El último día en Medellín, el sábado 12 de julio (2008), Carlos Alfonso Rodríguez, escritor peruano que vive en la ciudad de Botero hace muchos años, me agenció la biografía del poeta Porfirio Barba Jacob escrita por Fernando Vallejo, libro con el cual el autor de La virgen de los sicarios se encumbró entre la mejor prosa latinoamericana. La biografía del poeta paisa - a los de Medellín se les dice así - empieza con su vuelta a la tierra natal el 12 de abril de 1927, “tras un ir y venir incierto de veinte años por tierras de Centro América y de México y por las islas del Caribe” y etc. Barba Jacob, de su reciente expulsión del Perú por el dictador Leguía, entraba en barco a Colombia por Buenaventura, un parecido a nuestra Chincha pero en puerto, donde justamente yo había tenido un recital cuatro días atrás, haciendo previa parada en Cali pachanguera. Dos días antes de ese último día en Medellín, por otra coincidencia, había yo leído en el auditorio Porfirio Barba Jacob, y allí fue donde me reencontré (desde los años noventa de la generación X) con aquel mi compatriota que me habló tan pronto del poeta paisa, por quien ahora leía lo trascrito por Vallejo en este libro mentado y agotado, El Mensajero, líneas más adelante, estas sabias y hermosas palabras de Barba Jacob: “La poesía es desinteresada, tiene su fin en sí misma y hay que realizarla como esfuerzo complementario de la vida.”
Siete días atrás, yo arribaba con el día, el sol y las nubes, primero al aeropuerto de Bogotá, y cincuenta minutos más tarde al aeropuerto de Medellín, y con verdadero esfuerzo complementario a la vida debido a una tristeza limeña que cargué a último momento en mi equipaje interior, en esa parte donde los poetas, dicen, padecen más. Fui recibido “bacano” y conducido en una camioneta ploma, entre campos verdes y aire transparente, directamente al Hotel Nutibarra, nombre extraño pero que proviene de la raza de los habitantes antiguos de la región, donde nos hospedamos todos los poetas del XVIII Festival Internacional de Poesía. Fui bien recibido allí por Luis Eduardo Rendón de la Revista Prometeo. Este hotel queda en el centro de Medellín, en una plaza agitada donde también está el Museo de Arte de Antioquia, donde muchas esculturas de Botero hechas de bronce dialogan y andan sueltas entre los transeúntes y, por supuesto, entre sus bellísimas mujeres que me volvieron loco; y donde cruza uno de sus metros que van de extremo a extremo de la ciudad del porro, que no es marihuana sino una especie de cumbia, en donde el escritor Fernando, en la película La Virgen de los Sicarios, dijo excitado: “Soy el último gramático de Colombia, el que descubrió el proverbo que, ¿saben qué es? Es la palabra que está en lugar del verbo. Un ejemplo: ‘dijo que lo iba a matar y lo hizo’. Ese hizo que está en lugar de matar es el proverbo.”

Tareas
[A] Reproduce literalmente las filas que van desde la que contiene "radio-option[interactable]: Name [45,98,148,122]" hasta la que contiene "UI element localization: list", ambas incluidas.
[B] Continúa la crónica sobre el viaje a Medellín a partir de donde termina.

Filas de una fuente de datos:
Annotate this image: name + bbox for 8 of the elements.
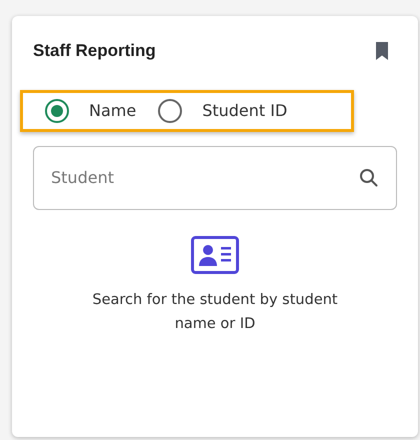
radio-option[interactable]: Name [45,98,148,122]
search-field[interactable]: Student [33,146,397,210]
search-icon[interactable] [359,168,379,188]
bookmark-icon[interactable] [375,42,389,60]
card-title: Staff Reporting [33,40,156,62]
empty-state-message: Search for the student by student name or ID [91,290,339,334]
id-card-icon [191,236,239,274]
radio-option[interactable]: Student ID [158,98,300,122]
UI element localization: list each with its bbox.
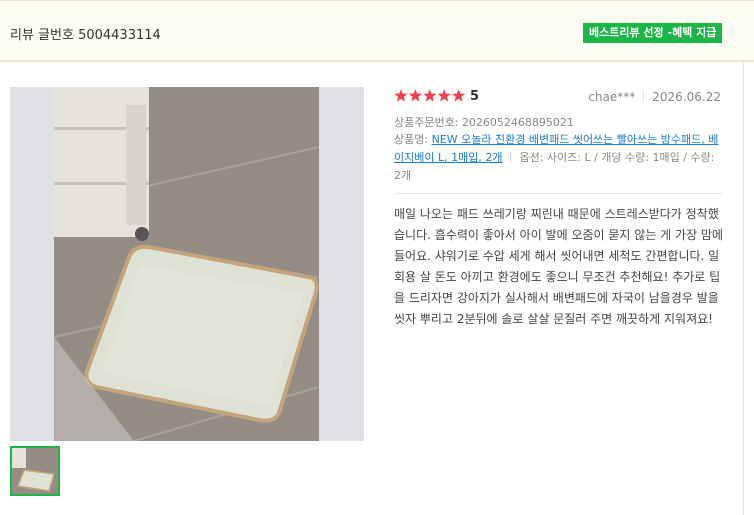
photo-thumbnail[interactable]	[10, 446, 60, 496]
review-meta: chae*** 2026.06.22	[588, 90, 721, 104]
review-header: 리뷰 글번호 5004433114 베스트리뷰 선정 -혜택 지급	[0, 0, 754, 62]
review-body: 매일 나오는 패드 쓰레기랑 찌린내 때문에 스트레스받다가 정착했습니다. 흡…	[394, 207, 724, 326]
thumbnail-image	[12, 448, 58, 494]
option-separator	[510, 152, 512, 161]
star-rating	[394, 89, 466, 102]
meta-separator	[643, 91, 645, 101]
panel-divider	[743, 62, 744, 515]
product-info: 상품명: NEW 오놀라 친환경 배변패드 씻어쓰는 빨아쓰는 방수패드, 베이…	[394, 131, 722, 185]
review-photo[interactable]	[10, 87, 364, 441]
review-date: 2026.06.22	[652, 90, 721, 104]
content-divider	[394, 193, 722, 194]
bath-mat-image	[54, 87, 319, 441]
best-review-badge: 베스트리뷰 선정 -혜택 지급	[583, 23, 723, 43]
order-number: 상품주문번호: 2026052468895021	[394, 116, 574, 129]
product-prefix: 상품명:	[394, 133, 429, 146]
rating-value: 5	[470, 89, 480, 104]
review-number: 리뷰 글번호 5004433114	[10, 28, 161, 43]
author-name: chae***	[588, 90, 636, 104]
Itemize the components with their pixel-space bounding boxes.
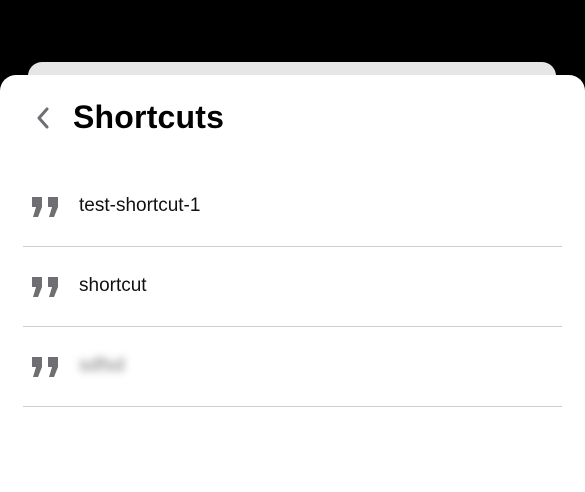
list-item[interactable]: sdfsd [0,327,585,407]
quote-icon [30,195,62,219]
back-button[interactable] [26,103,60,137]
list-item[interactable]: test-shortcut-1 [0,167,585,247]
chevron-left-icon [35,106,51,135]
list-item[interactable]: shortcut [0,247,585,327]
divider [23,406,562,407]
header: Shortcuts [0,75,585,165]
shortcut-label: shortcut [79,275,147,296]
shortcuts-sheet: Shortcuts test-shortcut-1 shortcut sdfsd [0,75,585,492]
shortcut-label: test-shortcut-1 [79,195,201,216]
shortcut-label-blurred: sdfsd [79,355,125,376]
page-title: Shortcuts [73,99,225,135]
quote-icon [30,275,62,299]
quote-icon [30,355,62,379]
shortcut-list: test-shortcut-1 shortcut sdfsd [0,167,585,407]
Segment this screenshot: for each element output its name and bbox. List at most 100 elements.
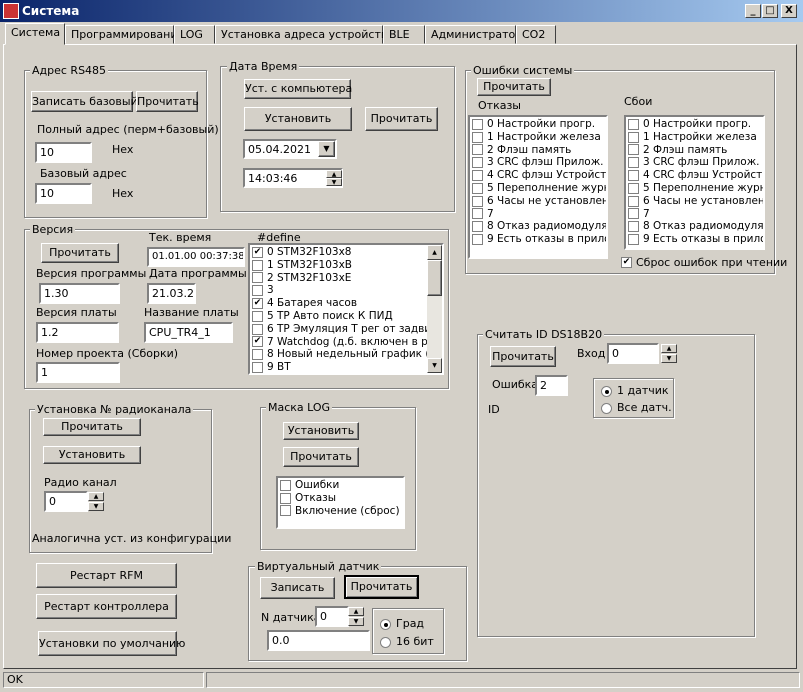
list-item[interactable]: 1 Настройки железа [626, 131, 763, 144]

Respuestas por tarea
[A]
radio-option[interactable]: Name [45,98,148,122]
search-field[interactable]: Student [33,146,397,210]
search-icon[interactable] [359,168,379,188]
bookmark-icon[interactable] [375,42,389,60]
card-title: Staff Reporting [33,40,156,62]
empty-state-message: Search for the student by student name or ID [91,290,339,334]
id-card-icon [191,236,239,274]
radio-option[interactable]: Student ID [158,98,300,122]
UI element localization: list each with its bbox.

[B]
Cuando llegamos en buses aquella tarde inaugural del sábado 5 de julio al cerro Nutibarra, había ya mucha gente apostada en sus asientos del anfiteatro. Era cierto lo que se decía de este famoso Festival: la fastuosa cantidad de público, que festejaba los poemas como si se tratara de rock, cumbia o vallenato; pero más que eso: muy atento a los versos y consciente del significado de paz que año a año el evento enarbola. Aquella tarde leían los poetas venidos de muy lejos y con otras lenguas, y empezó la lluvia. El público simplemente abrió sus paraguas y sin moverse siguió deleitándose con las versiones originales de los poemas y sus respectivas traducciones al español. La lluvia cesó a la media hora, pero la poesía siguió cogida del silencio del gran auditorio, solo interrumpida por los aplausos y la euforia. Por primera vez veía a poetas, entre otros, de Suiza, Nigeria, Kenia, Ruanda, Malawi, Afganistán, Tailandia, India, Noruega, Egipto, y de países raros como Tayikistán o Uzbekistán, y de aquel país muy familiar nuestro en los años 90 llamado Bielorrusia, era el poeta buena onda Andrei Khadanovich, con quien leí un día antes de mi partida en el auditorio de la Escuela del Maestro. Aquella tarde fue una babel de poesía en el tropical andino cerro que conecta a las montañas verdes que rodean la ciudad de Leonel Ospina. Es decir, empezamos por todo lo alto y ancho del mundo, y todo concentrado en el calor de Medellín, la ciudad de la eterna primavera. El director del Festival, Fernando Rendón, había dicho en una entrevista publicada tres días antes de mi partida: “Hace 20 años la poesía no tenía tanta fuerza en la juventud de la ciudad, ahora la tiene porque nosotros hemos construido ese proceso y nos parece que ha sido para bien (…) Nosotros les hemos quitado a los poetas extranjeros el miedo de venir a Medellín, le hemos ayudado a Medellín a quitar el miedo a su propia sombra y a su propia guerra y hemos lavado la atmósfera de la ciudad. Hubo un tiempo en que se hacía el Festival de Poesía en medio de bombas y carros-bomba y así fue que empezamos a ayudar a recuperar a Medellín…”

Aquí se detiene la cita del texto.